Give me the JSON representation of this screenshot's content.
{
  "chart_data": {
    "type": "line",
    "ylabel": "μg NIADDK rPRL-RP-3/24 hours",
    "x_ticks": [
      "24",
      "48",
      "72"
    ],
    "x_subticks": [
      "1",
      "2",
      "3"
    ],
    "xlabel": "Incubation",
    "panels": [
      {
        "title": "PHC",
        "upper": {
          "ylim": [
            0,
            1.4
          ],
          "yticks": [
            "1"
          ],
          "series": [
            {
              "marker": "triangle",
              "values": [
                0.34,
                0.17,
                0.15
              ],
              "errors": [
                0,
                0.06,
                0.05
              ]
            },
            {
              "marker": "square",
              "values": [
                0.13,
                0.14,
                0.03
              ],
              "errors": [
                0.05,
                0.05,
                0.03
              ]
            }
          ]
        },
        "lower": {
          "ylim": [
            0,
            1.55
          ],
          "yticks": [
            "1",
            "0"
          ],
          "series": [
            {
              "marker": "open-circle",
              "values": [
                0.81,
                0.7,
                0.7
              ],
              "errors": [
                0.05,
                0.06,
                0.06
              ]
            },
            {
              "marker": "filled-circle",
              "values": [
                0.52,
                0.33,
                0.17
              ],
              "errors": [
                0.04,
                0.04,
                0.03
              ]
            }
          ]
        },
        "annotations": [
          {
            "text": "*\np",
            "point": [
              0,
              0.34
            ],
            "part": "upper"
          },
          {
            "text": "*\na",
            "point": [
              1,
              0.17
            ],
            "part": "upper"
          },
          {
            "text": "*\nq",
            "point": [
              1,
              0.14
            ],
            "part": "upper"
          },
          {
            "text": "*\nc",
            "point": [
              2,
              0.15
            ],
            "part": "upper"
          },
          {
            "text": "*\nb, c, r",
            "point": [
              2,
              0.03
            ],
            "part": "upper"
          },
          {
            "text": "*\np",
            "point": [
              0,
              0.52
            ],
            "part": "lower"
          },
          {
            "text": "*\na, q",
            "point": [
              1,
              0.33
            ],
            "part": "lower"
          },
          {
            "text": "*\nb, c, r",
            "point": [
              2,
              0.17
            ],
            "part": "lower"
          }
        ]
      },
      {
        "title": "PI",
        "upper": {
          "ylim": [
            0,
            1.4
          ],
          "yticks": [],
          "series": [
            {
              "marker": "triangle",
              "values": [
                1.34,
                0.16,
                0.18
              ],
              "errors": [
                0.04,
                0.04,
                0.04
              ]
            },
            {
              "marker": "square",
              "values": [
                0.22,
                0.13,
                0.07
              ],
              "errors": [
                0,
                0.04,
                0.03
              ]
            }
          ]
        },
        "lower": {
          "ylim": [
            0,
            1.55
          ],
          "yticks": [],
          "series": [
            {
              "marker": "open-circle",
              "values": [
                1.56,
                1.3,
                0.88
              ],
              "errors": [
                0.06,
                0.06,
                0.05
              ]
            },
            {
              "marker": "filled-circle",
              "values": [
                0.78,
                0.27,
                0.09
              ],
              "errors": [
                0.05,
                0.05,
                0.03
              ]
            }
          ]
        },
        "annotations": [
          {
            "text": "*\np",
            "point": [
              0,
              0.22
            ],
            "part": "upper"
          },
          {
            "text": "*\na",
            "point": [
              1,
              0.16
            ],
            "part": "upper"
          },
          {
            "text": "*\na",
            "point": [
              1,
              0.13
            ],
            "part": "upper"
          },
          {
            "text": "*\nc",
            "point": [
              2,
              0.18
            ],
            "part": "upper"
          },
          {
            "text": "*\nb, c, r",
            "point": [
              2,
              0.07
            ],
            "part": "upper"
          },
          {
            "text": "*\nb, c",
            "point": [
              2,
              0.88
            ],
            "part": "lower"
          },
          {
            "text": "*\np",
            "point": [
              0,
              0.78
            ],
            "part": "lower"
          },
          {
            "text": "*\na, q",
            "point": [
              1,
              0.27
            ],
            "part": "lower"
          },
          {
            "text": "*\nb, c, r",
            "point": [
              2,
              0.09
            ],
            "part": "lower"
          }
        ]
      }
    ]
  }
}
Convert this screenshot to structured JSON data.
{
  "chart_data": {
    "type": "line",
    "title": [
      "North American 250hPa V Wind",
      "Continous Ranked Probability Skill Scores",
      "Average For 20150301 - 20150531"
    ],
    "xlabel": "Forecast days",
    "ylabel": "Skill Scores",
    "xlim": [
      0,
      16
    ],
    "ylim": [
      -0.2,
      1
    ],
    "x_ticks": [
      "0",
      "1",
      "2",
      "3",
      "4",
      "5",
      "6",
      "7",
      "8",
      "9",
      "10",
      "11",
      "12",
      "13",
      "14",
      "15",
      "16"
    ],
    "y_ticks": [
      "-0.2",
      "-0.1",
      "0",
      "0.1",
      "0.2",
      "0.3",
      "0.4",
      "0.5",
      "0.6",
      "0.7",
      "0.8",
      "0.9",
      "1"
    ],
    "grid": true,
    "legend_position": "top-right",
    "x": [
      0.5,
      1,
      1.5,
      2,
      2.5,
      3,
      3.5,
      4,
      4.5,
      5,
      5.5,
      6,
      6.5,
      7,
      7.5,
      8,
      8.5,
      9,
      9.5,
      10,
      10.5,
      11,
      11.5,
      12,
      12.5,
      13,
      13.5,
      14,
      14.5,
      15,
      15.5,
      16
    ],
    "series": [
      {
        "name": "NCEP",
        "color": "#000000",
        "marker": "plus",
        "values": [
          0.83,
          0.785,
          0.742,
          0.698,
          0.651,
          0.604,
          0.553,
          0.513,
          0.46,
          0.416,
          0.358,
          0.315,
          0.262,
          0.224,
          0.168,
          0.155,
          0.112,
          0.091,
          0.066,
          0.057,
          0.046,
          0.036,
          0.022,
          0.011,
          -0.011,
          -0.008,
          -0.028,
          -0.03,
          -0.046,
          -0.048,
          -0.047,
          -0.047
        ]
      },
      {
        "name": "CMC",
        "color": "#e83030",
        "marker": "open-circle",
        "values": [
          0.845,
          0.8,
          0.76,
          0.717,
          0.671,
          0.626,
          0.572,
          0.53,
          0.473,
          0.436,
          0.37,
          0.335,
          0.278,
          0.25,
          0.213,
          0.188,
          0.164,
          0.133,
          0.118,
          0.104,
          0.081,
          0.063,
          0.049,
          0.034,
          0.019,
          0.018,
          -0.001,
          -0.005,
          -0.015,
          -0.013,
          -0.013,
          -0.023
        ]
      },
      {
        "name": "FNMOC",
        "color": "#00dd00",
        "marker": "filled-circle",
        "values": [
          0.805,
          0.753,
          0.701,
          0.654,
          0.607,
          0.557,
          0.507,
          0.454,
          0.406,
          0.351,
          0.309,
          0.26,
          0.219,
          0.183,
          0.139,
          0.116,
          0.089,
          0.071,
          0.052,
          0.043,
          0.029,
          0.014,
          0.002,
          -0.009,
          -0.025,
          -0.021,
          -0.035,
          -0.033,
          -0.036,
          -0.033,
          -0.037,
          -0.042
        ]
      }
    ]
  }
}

■ ■ ■

EXERCISE DESCRIPTION:
From the listing above, extract all records word for word.

FULL SOLUTION:
Give me the JSON representation of this screenshot's content.
{
  "chart_data": {
    "type": "line",
    "ylabel": "μg NIADDK rPRL-RP-3/24 hours",
    "x_ticks": [
      "24",
      "48",
      "72"
    ],
    "x_subticks": [
      "1",
      "2",
      "3"
    ],
    "xlabel": "Incubation",
    "panels": [
      {
        "title": "PHC",
        "upper": {
          "ylim": [
            0,
            1.4
          ],
          "yticks": [
            "1"
          ],
          "series": [
            {
              "marker": "triangle",
              "values": [
                0.34,
                0.17,
                0.15
              ],
              "errors": [
                0,
                0.06,
                0.05
              ]
            },
            {
              "marker": "square",
              "values": [
                0.13,
                0.14,
                0.03
              ],
              "errors": [
                0.05,
                0.05,
                0.03
              ]
            }
          ]
        },
        "lower": {
          "ylim": [
            0,
            1.55
          ],
          "yticks": [
            "1",
            "0"
          ],
          "series": [
            {
              "marker": "open-circle",
              "values": [
                0.81,
                0.7,
                0.7
              ],
              "errors": [
                0.05,
                0.06,
                0.06
              ]
            },
            {
              "marker": "filled-circle",
              "values": [
                0.52,
                0.33,
                0.17
              ],
              "errors": [
                0.04,
                0.04,
                0.03
              ]
            }
          ]
        },
        "annotations": [
          {
            "text": "*\np",
            "point": [
              0,
              0.34
            ],
            "part": "upper"
          },
          {
            "text": "*\na",
            "point": [
              1,
              0.17
            ],
            "part": "upper"
          },
          {
            "text": "*\nq",
            "point": [
              1,
              0.14
            ],
            "part": "upper"
          },
          {
            "text": "*\nc",
            "point": [
              2,
              0.15
            ],
            "part": "upper"
          },
          {
            "text": "*\nb, c, r",
            "point": [
              2,
              0.03
            ],
            "part": "upper"
          },
          {
            "text": "*\np",
            "point": [
              0,
              0.52
            ],
            "part": "lower"
          },
          {
            "text": "*\na, q",
            "point": [
              1,
              0.33
            ],
            "part": "lower"
          },
          {
            "text": "*\nb, c, r",
            "point": [
              2,
              0.17
            ],
            "part": "lower"
          }
        ]
      },
      {
        "title": "PI",
        "upper": {
          "ylim": [
            0,
            1.4
          ],
          "yticks": [],
          "series": [
            {
              "marker": "triangle",
              "values": [
                1.34,
                0.16,
                0.18
              ],
              "errors": [
                0.04,
                0.04,
                0.04
              ]
            },
            {
              "marker": "square",
              "values": [
                0.22,
                0.13,
                0.07
              ],
              "errors": [
                0,
                0.04,
                0.03
              ]
            }
          ]
        },
        "lower": {
          "ylim": [
            0,
            1.55
          ],
          "yticks": [],
          "series": [
            {
              "marker": "open-circle",
              "values": [
                1.56,
                1.3,
                0.88
              ],
              "errors": [
                0.06,
                0.06,
                0.05
              ]
            },
            {
              "marker": "filled-circle",
              "values": [
                0.78,
                0.27,
                0.09
              ],
              "errors": [
                0.05,
                0.05,
                0.03
              ]
            }
          ]
        },
        "annotations": [
          {
            "text": "*\np",
            "point": [
              0,
              0.22
            ],
            "part": "upper"
          },
          {
            "text": "*\na",
            "point": [
              1,
              0.16
            ],
            "part": "upper"
          },
          {
            "text": "*\na",
            "point": [
              1,
              0.13
            ],
            "part": "upper"
          },
          {
            "text": "*\nc",
            "point": [
              2,
              0.18
            ],
            "part": "upper"
          },
          {
            "text": "*\nb, c, r",
            "point": [
              2,
              0.07
            ],
            "part": "upper"
          },
          {
            "text": "*\nb, c",
            "point": [
              2,
              0.88
            ],
            "part": "lower"
          },
          {
            "text": "*\np",
            "point": [
              0,
              0.78
            ],
            "part": "lower"
          },
          {
            "text": "*\na, q",
            "point": [
              1,
              0.27
            ],
            "part": "lower"
          },
          {
            "text": "*\nb, c, r",
            "point": [
              2,
              0.09
            ],
            "part": "lower"
          }
        ]
      }
    ]
  }
}
Convert this screenshot to structured JSON data.
{
  "chart_data": {
    "type": "line",
    "title": [
      "North American 250hPa V Wind",
      "Continous Ranked Probability Skill Scores",
      "Average For 20150301 - 20150531"
    ],
    "xlabel": "Forecast days",
    "ylabel": "Skill Scores",
    "xlim": [
      0,
      16
    ],
    "ylim": [
      -0.2,
      1
    ],
    "x_ticks": [
      "0",
      "1",
      "2",
      "3",
      "4",
      "5",
      "6",
      "7",
      "8",
      "9",
      "10",
      "11",
      "12",
      "13",
      "14",
      "15",
      "16"
    ],
    "y_ticks": [
      "-0.2",
      "-0.1",
      "0",
      "0.1",
      "0.2",
      "0.3",
      "0.4",
      "0.5",
      "0.6",
      "0.7",
      "0.8",
      "0.9",
      "1"
    ],
    "grid": true,
    "legend_position": "top-right",
    "x": [
      0.5,
      1,
      1.5,
      2,
      2.5,
      3,
      3.5,
      4,
      4.5,
      5,
      5.5,
      6,
      6.5,
      7,
      7.5,
      8,
      8.5,
      9,
      9.5,
      10,
      10.5,
      11,
      11.5,
      12,
      12.5,
      13,
      13.5,
      14,
      14.5,
      15,
      15.5,
      16
    ],
    "series": [
      {
        "name": "NCEP",
        "color": "#000000",
        "marker": "plus",
        "values": [
          0.83,
          0.785,
          0.742,
          0.698,
          0.651,
          0.604,
          0.553,
          0.513,
          0.46,
          0.416,
          0.358,
          0.315,
          0.262,
          0.224,
          0.168,
          0.155,
          0.112,
          0.091,
          0.066,
          0.057,
          0.046,
          0.036,
          0.022,
          0.011,
          -0.011,
          -0.008,
          -0.028,
          -0.03,
          -0.046,
          -0.048,
          -0.047,
          -0.047
        ]
      },
      {
        "name": "CMC",
        "color": "#e83030",
        "marker": "open-circle",
        "values": [
          0.845,
          0.8,
          0.76,
          0.717,
          0.671,
          0.626,
          0.572,
          0.53,
          0.473,
          0.436,
          0.37,
          0.335,
          0.278,
          0.25,
          0.213,
          0.188,
          0.164,
          0.133,
          0.118,
          0.104,
          0.081,
          0.063,
          0.049,
          0.034,
          0.019,
          0.018,
          -0.001,
          -0.005,
          -0.015,
          -0.013,
          -0.013,
          -0.023
        ]
      },
      {
        "name": "FNMOC",
        "color": "#00dd00",
        "marker": "filled-circle",
        "values": [
          0.805,
          0.753,
          0.701,
          0.654,
          0.607,
          0.557,
          0.507,
          0.454,
          0.406,
          0.351,
          0.309,
          0.26,
          0.219,
          0.183,
          0.139,
          0.116,
          0.089,
          0.071,
          0.052,
          0.043,
          0.029,
          0.014,
          0.002,
          -0.009,
          -0.025,
          -0.021,
          -0.035,
          -0.033,
          -0.036,
          -0.033,
          -0.037,
          -0.042
        ]
      }
    ]
  }
}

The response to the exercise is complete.